WHAT YOU ARE ASKED TO DO: Output every record below exactly as it appears.

DATA SECTION:
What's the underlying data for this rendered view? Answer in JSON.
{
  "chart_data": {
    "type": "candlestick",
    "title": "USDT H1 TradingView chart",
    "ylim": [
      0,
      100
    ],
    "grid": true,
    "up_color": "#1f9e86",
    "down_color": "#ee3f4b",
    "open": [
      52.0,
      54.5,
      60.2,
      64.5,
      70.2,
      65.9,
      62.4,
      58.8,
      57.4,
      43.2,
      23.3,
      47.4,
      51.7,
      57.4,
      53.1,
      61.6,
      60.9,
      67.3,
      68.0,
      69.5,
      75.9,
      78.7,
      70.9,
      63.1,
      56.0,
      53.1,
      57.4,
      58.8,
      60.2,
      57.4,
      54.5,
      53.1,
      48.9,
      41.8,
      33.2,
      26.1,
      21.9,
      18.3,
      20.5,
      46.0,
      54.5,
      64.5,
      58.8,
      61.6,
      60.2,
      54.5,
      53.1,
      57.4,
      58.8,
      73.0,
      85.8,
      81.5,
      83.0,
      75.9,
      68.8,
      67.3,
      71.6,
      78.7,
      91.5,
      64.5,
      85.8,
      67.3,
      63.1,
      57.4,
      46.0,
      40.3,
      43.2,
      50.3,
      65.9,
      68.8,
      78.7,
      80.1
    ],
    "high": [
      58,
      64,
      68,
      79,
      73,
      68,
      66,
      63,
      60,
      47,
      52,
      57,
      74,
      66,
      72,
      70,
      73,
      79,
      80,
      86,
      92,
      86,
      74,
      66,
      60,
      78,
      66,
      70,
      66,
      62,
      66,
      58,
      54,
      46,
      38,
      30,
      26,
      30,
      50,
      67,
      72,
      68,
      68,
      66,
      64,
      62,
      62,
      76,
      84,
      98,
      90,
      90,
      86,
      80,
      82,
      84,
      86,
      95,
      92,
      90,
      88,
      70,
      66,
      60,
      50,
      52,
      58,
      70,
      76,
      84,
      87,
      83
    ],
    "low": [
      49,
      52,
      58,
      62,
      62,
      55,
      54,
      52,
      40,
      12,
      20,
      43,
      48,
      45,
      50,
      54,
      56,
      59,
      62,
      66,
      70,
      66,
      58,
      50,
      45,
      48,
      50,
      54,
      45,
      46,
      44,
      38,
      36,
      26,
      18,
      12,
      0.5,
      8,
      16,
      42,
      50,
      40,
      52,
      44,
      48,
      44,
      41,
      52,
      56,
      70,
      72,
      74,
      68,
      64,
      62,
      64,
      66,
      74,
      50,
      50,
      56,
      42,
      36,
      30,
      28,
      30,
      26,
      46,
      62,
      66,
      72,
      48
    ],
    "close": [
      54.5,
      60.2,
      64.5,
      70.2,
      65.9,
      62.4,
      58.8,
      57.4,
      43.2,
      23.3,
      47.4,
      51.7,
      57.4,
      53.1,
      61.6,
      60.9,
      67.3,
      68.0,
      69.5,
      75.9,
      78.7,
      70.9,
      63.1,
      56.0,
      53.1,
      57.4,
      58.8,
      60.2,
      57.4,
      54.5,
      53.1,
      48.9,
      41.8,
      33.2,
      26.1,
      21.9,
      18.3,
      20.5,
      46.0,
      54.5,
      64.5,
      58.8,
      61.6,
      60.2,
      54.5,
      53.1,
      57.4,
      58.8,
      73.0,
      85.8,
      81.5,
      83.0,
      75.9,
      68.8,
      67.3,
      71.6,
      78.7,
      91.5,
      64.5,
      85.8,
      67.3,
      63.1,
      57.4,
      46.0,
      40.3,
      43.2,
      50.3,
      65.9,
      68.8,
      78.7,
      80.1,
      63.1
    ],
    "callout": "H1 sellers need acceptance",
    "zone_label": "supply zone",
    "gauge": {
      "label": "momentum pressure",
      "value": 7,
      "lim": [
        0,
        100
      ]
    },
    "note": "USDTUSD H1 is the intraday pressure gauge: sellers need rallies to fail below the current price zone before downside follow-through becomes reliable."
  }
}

RESULT:
What's the underlying data for this rendered view? Answer in JSON.
{
  "chart_data": {
    "type": "candlestick",
    "title": "USDT H1 TradingView chart",
    "ylim": [
      0,
      100
    ],
    "grid": true,
    "up_color": "#1f9e86",
    "down_color": "#ee3f4b",
    "open": [
      52.0,
      54.5,
      60.2,
      64.5,
      70.2,
      65.9,
      62.4,
      58.8,
      57.4,
      43.2,
      23.3,
      47.4,
      51.7,
      57.4,
      53.1,
      61.6,
      60.9,
      67.3,
      68.0,
      69.5,
      75.9,
      78.7,
      70.9,
      63.1,
      56.0,
      53.1,
      57.4,
      58.8,
      60.2,
      57.4,
      54.5,
      53.1,
      48.9,
      41.8,
      33.2,
      26.1,
      21.9,
      18.3,
      20.5,
      46.0,
      54.5,
      64.5,
      58.8,
      61.6,
      60.2,
      54.5,
      53.1,
      57.4,
      58.8,
      73.0,
      85.8,
      81.5,
      83.0,
      75.9,
      68.8,
      67.3,
      71.6,
      78.7,
      91.5,
      64.5,
      85.8,
      67.3,
      63.1,
      57.4,
      46.0,
      40.3,
      43.2,
      50.3,
      65.9,
      68.8,
      78.7,
      80.1
    ],
    "high": [
      58,
      64,
      68,
      79,
      73,
      68,
      66,
      63,
      60,
      47,
      52,
      57,
      74,
      66,
      72,
      70,
      73,
      79,
      80,
      86,
      92,
      86,
      74,
      66,
      60,
      78,
      66,
      70,
      66,
      62,
      66,
      58,
      54,
      46,
      38,
      30,
      26,
      30,
      50,
      67,
      72,
      68,
      68,
      66,
      64,
      62,
      62,
      76,
      84,
      98,
      90,
      90,
      86,
      80,
      82,
      84,
      86,
      95,
      92,
      90,
      88,
      70,
      66,
      60,
      50,
      52,
      58,
      70,
      76,
      84,
      87,
      83
    ],
    "low": [
      49,
      52,
      58,
      62,
      62,
      55,
      54,
      52,
      40,
      12,
      20,
      43,
      48,
      45,
      50,
      54,
      56,
      59,
      62,
      66,
      70,
      66,
      58,
      50,
      45,
      48,
      50,
      54,
      45,
      46,
      44,
      38,
      36,
      26,
      18,
      12,
      0.5,
      8,
      16,
      42,
      50,
      40,
      52,
      44,
      48,
      44,
      41,
      52,
      56,
      70,
      72,
      74,
      68,
      64,
      62,
      64,
      66,
      74,
      50,
      50,
      56,
      42,
      36,
      30,
      28,
      30,
      26,
      46,
      62,
      66,
      72,
      48
    ],
    "close": [
      54.5,
      60.2,
      64.5,
      70.2,
      65.9,
      62.4,
      58.8,
      57.4,
      43.2,
      23.3,
      47.4,
      51.7,
      57.4,
      53.1,
      61.6,
      60.9,
      67.3,
      68.0,
      69.5,
      75.9,
      78.7,
      70.9,
      63.1,
      56.0,
      53.1,
      57.4,
      58.8,
      60.2,
      57.4,
      54.5,
      53.1,
      48.9,
      41.8,
      33.2,
      26.1,
      21.9,
      18.3,
      20.5,
      46.0,
      54.5,
      64.5,
      58.8,
      61.6,
      60.2,
      54.5,
      53.1,
      57.4,
      58.8,
      73.0,
      85.8,
      81.5,
      83.0,
      75.9,
      68.8,
      67.3,
      71.6,
      78.7,
      91.5,
      64.5,
      85.8,
      67.3,
      63.1,
      57.4,
      46.0,
      40.3,
      43.2,
      50.3,
      65.9,
      68.8,
      78.7,
      80.1,
      63.1
    ],
    "callout": "H1 sellers need acceptance",
    "zone_label": "supply zone",
    "gauge": {
      "label": "momentum pressure",
      "value": 7,
      "lim": [
        0,
        100
      ]
    },
    "note": "USDTUSD H1 is the intraday pressure gauge: sellers need rallies to fail below the current price zone before downside follow-through becomes reliable."
  }
}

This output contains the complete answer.